* **Stated goal**
Provide only the number of lines in the listing that contain the string "your".

(Dataset records)
★ ★ ★ ★
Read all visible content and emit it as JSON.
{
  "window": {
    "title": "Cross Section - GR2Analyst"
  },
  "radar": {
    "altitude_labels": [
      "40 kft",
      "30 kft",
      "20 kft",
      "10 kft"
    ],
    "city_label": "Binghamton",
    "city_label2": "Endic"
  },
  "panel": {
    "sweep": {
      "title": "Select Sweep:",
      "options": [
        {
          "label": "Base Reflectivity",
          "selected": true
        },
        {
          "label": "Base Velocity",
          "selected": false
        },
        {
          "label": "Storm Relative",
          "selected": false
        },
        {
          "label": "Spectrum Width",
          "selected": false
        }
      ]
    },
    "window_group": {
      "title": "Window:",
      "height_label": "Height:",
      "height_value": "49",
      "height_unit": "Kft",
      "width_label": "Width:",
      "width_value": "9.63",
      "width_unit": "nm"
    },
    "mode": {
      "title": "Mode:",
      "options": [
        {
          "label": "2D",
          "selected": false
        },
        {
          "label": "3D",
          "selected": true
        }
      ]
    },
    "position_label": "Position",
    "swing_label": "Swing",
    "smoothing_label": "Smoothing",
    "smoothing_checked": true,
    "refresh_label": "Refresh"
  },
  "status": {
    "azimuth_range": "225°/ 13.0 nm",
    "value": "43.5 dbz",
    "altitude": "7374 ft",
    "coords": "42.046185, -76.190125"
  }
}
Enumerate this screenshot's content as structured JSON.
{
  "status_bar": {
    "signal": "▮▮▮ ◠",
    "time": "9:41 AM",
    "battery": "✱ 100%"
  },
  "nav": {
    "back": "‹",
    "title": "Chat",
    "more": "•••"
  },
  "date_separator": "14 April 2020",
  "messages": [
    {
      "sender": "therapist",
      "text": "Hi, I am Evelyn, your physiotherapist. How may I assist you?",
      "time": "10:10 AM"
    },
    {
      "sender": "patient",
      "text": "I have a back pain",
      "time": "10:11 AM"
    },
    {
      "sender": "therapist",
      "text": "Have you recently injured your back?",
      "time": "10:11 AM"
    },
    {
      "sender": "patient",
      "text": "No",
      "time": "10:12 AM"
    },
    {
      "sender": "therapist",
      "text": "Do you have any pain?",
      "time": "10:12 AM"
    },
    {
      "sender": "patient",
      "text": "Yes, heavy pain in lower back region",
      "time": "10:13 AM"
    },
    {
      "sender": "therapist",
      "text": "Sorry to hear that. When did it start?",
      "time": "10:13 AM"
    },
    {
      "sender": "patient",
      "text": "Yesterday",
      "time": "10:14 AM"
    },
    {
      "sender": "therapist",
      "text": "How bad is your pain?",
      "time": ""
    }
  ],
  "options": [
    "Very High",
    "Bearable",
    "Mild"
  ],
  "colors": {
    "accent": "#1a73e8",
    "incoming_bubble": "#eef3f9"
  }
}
★ ★ ★ ★
* **Solution to this problem**
3